** OBJECTIVE **
Copy the listing verbatim, excluding any images found in it.

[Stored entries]
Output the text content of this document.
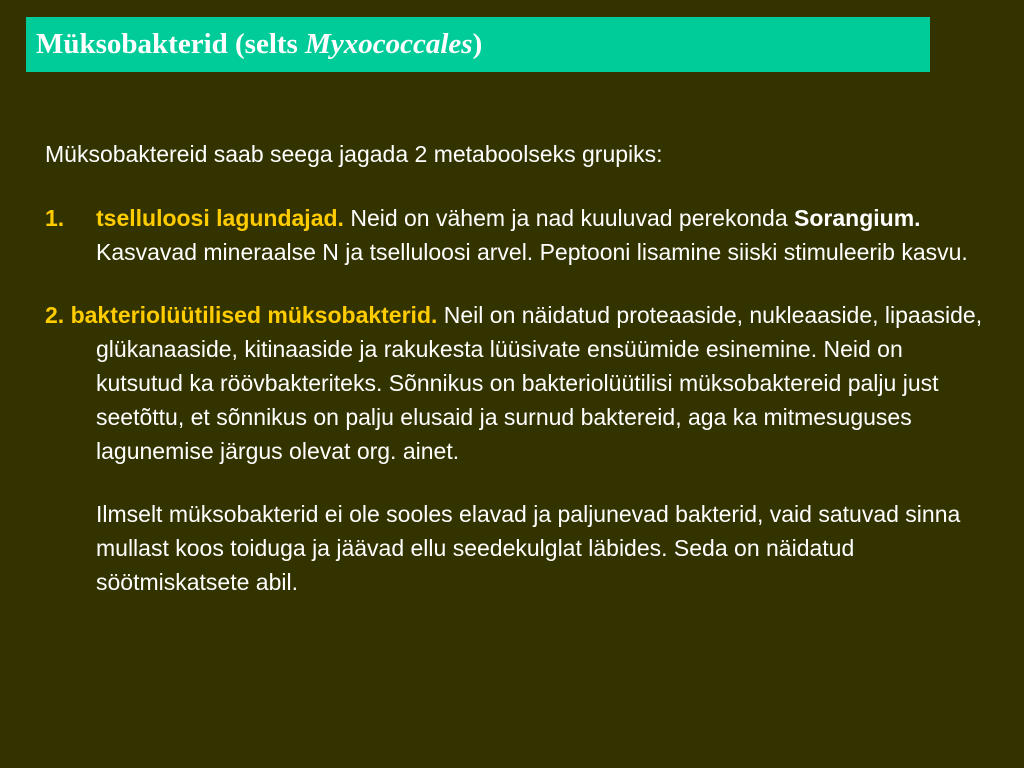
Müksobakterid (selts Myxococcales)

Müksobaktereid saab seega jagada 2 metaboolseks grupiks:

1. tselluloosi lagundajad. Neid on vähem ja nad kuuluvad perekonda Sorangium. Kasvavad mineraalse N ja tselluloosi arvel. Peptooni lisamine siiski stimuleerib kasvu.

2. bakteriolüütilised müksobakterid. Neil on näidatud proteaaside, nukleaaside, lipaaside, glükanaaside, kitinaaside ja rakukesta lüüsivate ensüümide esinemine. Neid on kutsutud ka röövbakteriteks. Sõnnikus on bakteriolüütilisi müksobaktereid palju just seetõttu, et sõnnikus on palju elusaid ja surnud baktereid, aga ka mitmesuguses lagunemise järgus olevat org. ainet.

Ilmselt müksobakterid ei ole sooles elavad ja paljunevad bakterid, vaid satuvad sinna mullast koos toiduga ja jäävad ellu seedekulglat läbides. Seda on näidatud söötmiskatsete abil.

** ANSWER FOR THIS EXERCISE **
Output the text content of this document.
Müksobakterid (selts Myxococcales)

Müksobaktereid saab seega jagada 2 metaboolseks grupiks:

1. tselluloosi lagundajad. Neid on vähem ja nad kuuluvad perekonda Sorangium. Kasvavad mineraalse N ja tselluloosi arvel. Peptooni lisamine siiski stimuleerib kasvu.

2. bakteriolüütilised müksobakterid. Neil on näidatud proteaaside, nukleaaside, lipaaside, glükanaaside, kitinaaside ja rakukesta lüüsivate ensüümide esinemine. Neid on kutsutud ka röövbakteriteks. Sõnnikus on bakteriolüütilisi müksobaktereid palju just seetõttu, et sõnnikus on palju elusaid ja surnud baktereid, aga ka mitmesuguses lagunemise järgus olevat org. ainet.

Ilmselt müksobakterid ei ole sooles elavad ja paljunevad bakterid, vaid satuvad sinna mullast koos toiduga ja jäävad ellu seedekulglat läbides. Seda on näidatud söötmiskatsete abil.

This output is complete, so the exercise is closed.